Un acquéreur potentiel et bien averti s’intéressera beaucoup plus aux revenus que rapporte l’immeuble [sic] ainsi que le pourcentage de dépenses et combien de flux monétaire rapporte l’immeuble que combien il [sic] a coûté à construire.

 

La méthode de comparaison n’a pas été retenue à cause du faible taux de comparabilité des ventes répertoriées et analysées.

 

[13]         L’évaluatrice a expliqué que les fondements de la méthode du revenu sont basés sur le fait que la valeur d’un immeuble dépend de sa capacité à produire un niveau de revenu continu sur une base régulière à long terme. Pour réaliser la méthode du revenu, il faut estimer et normaliser le revenu brut effectif, ensuite estimer et normaliser les dépenses d’exploitation pour établir un revenu net normalisé qui est converti au taux du marché recherché par les investisseurs.

 

Revenus de location

 

[14]         En date de l’évaluation, le résumé de la location selon les baux de location en vigueur était comme suit :

 

Logements

Nombre

d’unités

Prix moyen

mensuel

Loyers réels potentiels

Unités

vacantes

% Vacance

(# unités)

% Vacance

($ revenus)

1½ pièce

12

628 $

90 360 $

0

0,0 %

0,0 %

3½ pièces

60

679 $

488 880 $

0

0,0 %

0,0 %

4½ pièces

95

859 $

979 200 $

18

10,0 %

11,2 %

5½ pièces

13

1 068 $

166 680 $

2

1,1 %

1,5 %

Total

180

 

1 725 120 $

20

11,1 %

12,7 %

 

[15]         L’évaluatrice a observé dans son rapport d’évaluation que les loyers mensuels de l’immeuble étaient plus élevés que les loyers moyens observés par la Société canadienne d’hypothèque et de logement (« SCHL ») dans la Zone 26 et publiés dans son rapport sur le marché locatif en octobre 2007 mais que les loyers mensuels étaient comparables aux loyers mensuels moyens observés pour les grands complexes résidentiels (100 unités et plus) sur le territoire de Laval et de la Rive‑Nord. Par contre, l’évaluatrice a appliqué une prime de risque au taux global d’actualisation (« TGA ») parce que le niveau des loyers risque d’être difficile à maintenir dans le temps à cause de la finition intérieure des appartements qui est inférieure à ce que l’on pourrait s’attendre pour ce type de construction. Selon elle, le propriétaire risque de devoir offrir des gratuités (mois de loyer ou de stationnement) afin de maintenir le niveau de loyer actuel.

**Travail à réaliser**
1. Pour chacune des affirmations (a), (b) et (c), indiquez par oui ou par non si elle concorde avec la section du document, en citant textuellement les mots qui tranchent. (a) La méthode de comparaison a été écartée en raison du faible taux de comparabilité des ventes. (b) Les loyers mensuels de l’immeuble étaient inférieurs aux loyers moyens observés par la SCHL dans la Zone 26. (c) L’évaluatrice a appliqué une prime de risque au taux global d’actualisation en raison de la finition intérieure des appartements.
2. Reformulez sous forme de liste le paragraphe de la section du document commençant par « L’évaluatrice a expliqué que les fondements », en conservant ses faits principaux.
3. Extrayez de la section du document, sans aucune modification, le passage qui s’ouvre sur les mots contenant "Un acquéreur potentiel" et se termine par "répertoriées et analysées.".

**Extrait de données**

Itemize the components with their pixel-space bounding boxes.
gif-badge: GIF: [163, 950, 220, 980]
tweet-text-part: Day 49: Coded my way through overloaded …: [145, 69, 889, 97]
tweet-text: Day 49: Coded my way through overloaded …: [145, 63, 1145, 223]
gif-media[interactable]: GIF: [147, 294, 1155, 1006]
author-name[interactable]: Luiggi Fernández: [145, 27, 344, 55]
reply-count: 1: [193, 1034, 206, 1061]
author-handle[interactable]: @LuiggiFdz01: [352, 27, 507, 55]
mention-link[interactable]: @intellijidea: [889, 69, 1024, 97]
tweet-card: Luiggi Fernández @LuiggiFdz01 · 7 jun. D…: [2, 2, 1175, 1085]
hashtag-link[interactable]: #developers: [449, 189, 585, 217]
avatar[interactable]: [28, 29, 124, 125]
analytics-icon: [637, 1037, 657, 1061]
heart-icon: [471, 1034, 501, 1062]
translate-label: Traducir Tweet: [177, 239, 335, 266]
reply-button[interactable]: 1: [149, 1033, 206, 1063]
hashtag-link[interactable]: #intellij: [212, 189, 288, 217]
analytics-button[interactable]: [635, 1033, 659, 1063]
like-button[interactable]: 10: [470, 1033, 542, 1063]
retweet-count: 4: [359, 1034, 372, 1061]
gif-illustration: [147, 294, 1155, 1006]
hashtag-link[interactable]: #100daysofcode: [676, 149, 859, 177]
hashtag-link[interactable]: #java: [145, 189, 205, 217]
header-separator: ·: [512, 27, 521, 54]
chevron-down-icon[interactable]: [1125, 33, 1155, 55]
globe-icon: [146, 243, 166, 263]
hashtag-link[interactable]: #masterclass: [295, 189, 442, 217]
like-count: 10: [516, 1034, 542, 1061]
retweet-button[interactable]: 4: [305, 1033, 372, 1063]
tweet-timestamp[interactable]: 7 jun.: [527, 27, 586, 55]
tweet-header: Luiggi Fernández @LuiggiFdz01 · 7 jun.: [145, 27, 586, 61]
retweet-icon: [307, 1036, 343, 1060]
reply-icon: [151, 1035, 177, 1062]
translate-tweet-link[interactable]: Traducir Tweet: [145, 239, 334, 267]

...

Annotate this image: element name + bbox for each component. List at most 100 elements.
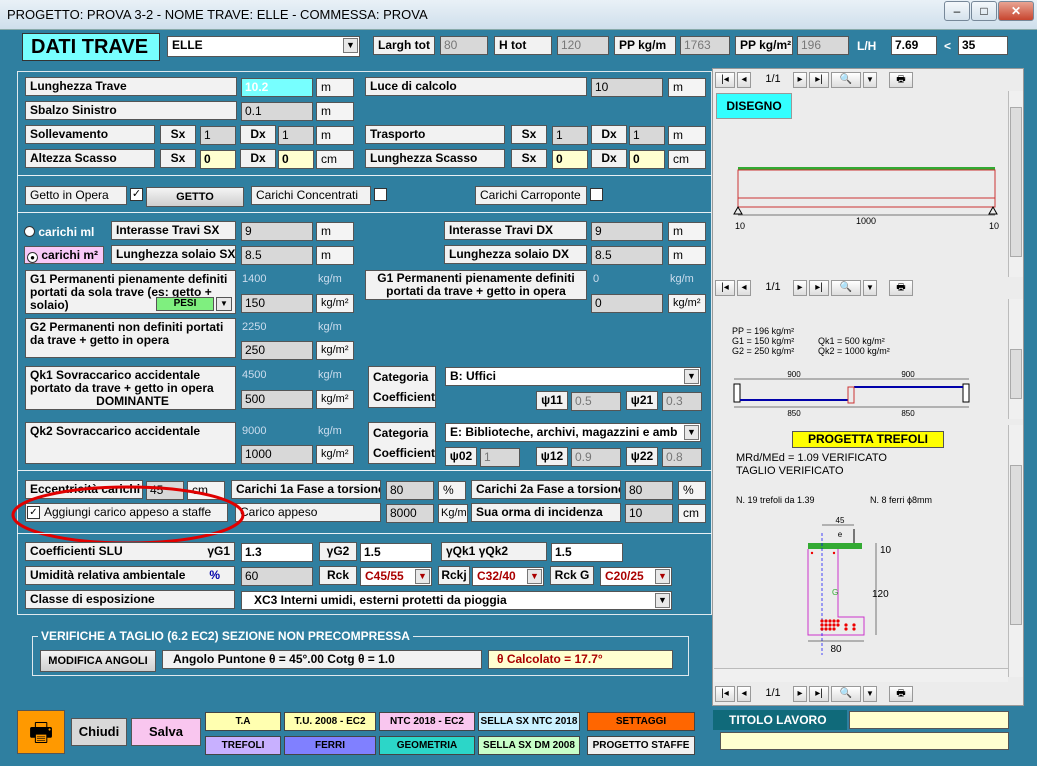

**Réponses complètes**
1.
(a) Oui : « La méthode de comparaison n’a pas été retenue à cause du faible taux de comparabilité des ventes répertoriées et analysées. »
(b) Non : « les loyers mensuels de l’immeuble étaient plus élevés que les loyers moyens observés par la Société canadienne d’hypothèque et de logement (« SCHL ») dans la Zone 26 »
(c) Oui : « l’évaluatrice a appliqué une prime de risque au taux global d’actualisation (« TGA ») parce que le niveau des loyers risque d’être difficile à maintenir dans le temps à cause de la finition intérieure des appartements »

2.
- Principe de la méthode du revenu : la valeur d’un immeuble dépend de sa capacité à produire un revenu continu, sur une base régulière et à long terme.
- Étape 1 : estimer et normaliser le revenu brut effectif.
- Étape 2 : estimer et normaliser les dépenses d’exploitation.
- Étape 3 : établir le revenu net normalisé.
- Étape 4 : convertir ce revenu net au taux du marché recherché par les investisseurs.

3.
Un acquéreur potentiel et bien averti s’intéressera beaucoup plus aux revenus que rapporte l’immeuble [sic] ainsi que le pourcentage de dépenses et combien de flux monétaire rapporte l’immeuble que combien il [sic] a coûté à construire.

 

La méthode de comparaison n’a pas été retenue à cause du faible taux de comparabilité des ventes répertoriées et analysées.